[Data entries for graphics]
#####

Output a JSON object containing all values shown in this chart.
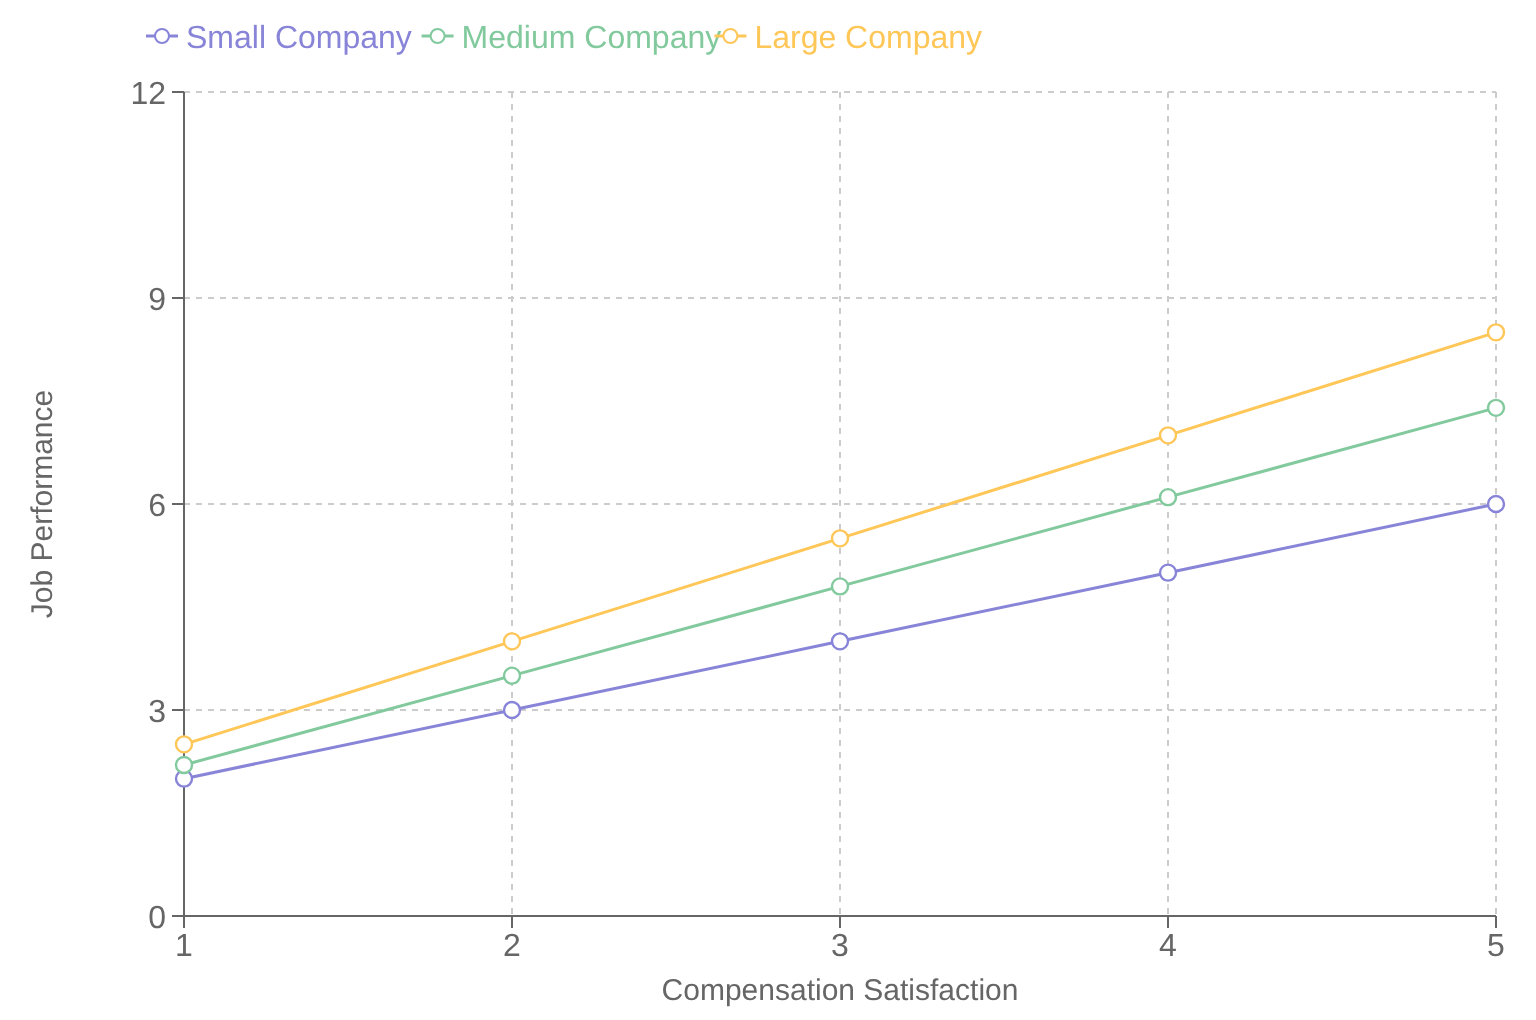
{
  "chart_data": {
    "type": "line",
    "xlabel": "Compensation Satisfaction",
    "ylabel": "Job Performance",
    "x": [
      1,
      2,
      3,
      4,
      5
    ],
    "series": [
      {
        "name": "Small Company",
        "color": "#8884d8",
        "values": [
          2,
          3,
          4,
          5,
          6
        ]
      },
      {
        "name": "Medium Company",
        "color": "#82ca9d",
        "values": [
          2.2,
          3.5,
          4.8,
          6.1,
          7.4
        ]
      },
      {
        "name": "Large Company",
        "color": "#ffc658",
        "values": [
          2.5,
          4,
          5.5,
          7,
          8.5
        ]
      }
    ],
    "xlim": [
      1,
      5
    ],
    "xticks": [
      1,
      2,
      3,
      4,
      5
    ],
    "ylim": [
      0,
      12
    ],
    "yticks": [
      0,
      3,
      6,
      9,
      12
    ],
    "grid": true,
    "legend": "top",
    "marker": "circle",
    "line_style": "solid"
  }
}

#####

◆ Task prompt
Reproduce the full listing above verbatim, with no pictures included.

◆ Solved problem
Output a JSON object containing all values shown in this chart.
{
  "chart_data": {
    "type": "line",
    "xlabel": "Compensation Satisfaction",
    "ylabel": "Job Performance",
    "x": [
      1,
      2,
      3,
      4,
      5
    ],
    "series": [
      {
        "name": "Small Company",
        "color": "#8884d8",
        "values": [
          2,
          3,
          4,
          5,
          6
        ]
      },
      {
        "name": "Medium Company",
        "color": "#82ca9d",
        "values": [
          2.2,
          3.5,
          4.8,
          6.1,
          7.4
        ]
      },
      {
        "name": "Large Company",
        "color": "#ffc658",
        "values": [
          2.5,
          4,
          5.5,
          7,
          8.5
        ]
      }
    ],
    "xlim": [
      1,
      5
    ],
    "xticks": [
      1,
      2,
      3,
      4,
      5
    ],
    "ylim": [
      0,
      12
    ],
    "yticks": [
      0,
      3,
      6,
      9,
      12
    ],
    "grid": true,
    "legend": "top",
    "marker": "circle",
    "line_style": "solid"
  }
}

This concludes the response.